**Material shown**
________________

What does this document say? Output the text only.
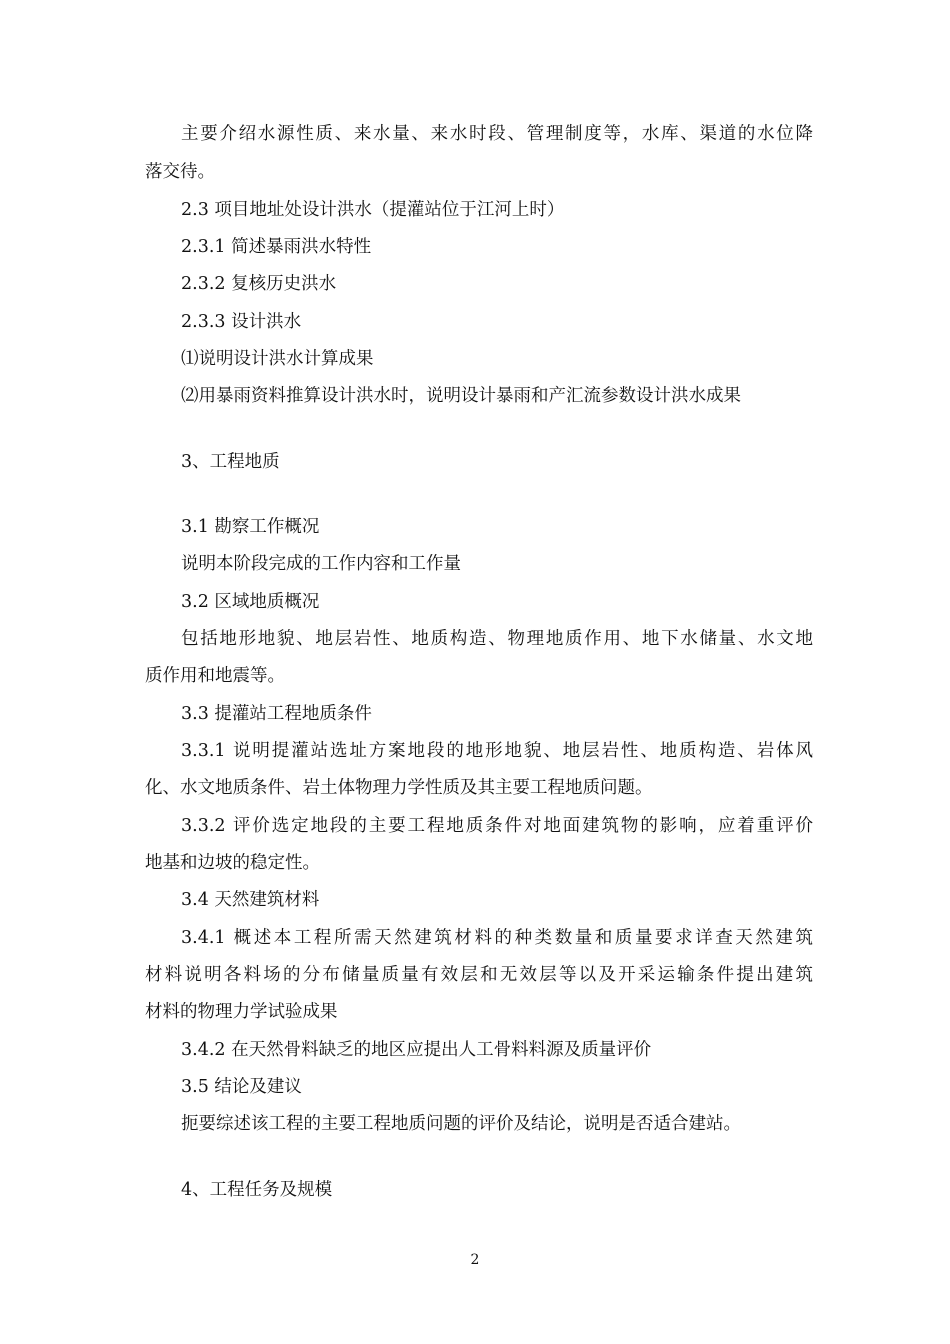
主要介绍水源性质、来水量、来水时段、管理制度等，水库、渠道的水位降
落交待。
2.3 项目地址处设计洪水（提灌站位于江河上时）
2.3.1 简述暴雨洪水特性
2.3.2 复核历史洪水
2.3.3 设计洪水
⑴说明设计洪水计算成果
⑵用暴雨资料推算设计洪水时，说明设计暴雨和产汇流参数设计洪水成果
3、工程地质
3.1 勘察工作概况
说明本阶段完成的工作内容和工作量
3.2 区域地质概况
包括地形地貌、地层岩性、地质构造、物理地质作用、地下水储量、水文地
质作用和地震等。
3.3 提灌站工程地质条件
3.3.1 说明提灌站选址方案地段的地形地貌、地层岩性、地质构造、岩体风
化、水文地质条件、岩土体物理力学性质及其主要工程地质问题。
3.3.2 评价选定地段的主要工程地质条件对地面建筑物的影响，应着重评价
地基和边坡的稳定性。
3.4 天然建筑材料
3.4.1 概述本工程所需天然建筑材料的种类数量和质量要求详查天然建筑
材料说明各料场的分布储量质量有效层和无效层等以及开采运输条件提出建筑
材料的物理力学试验成果
3.4.2 在天然骨料缺乏的地区应提出人工骨料料源及质量评价
3.5 结论及建议
扼要综述该工程的主要工程地质问题的评价及结论，说明是否适合建站。
4、工程任务及规模
2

________________

**Goal of the exercise**
From the material given, work out how many lines hold the string "地层岩性"; state that number and nothing further.

**Written response**
2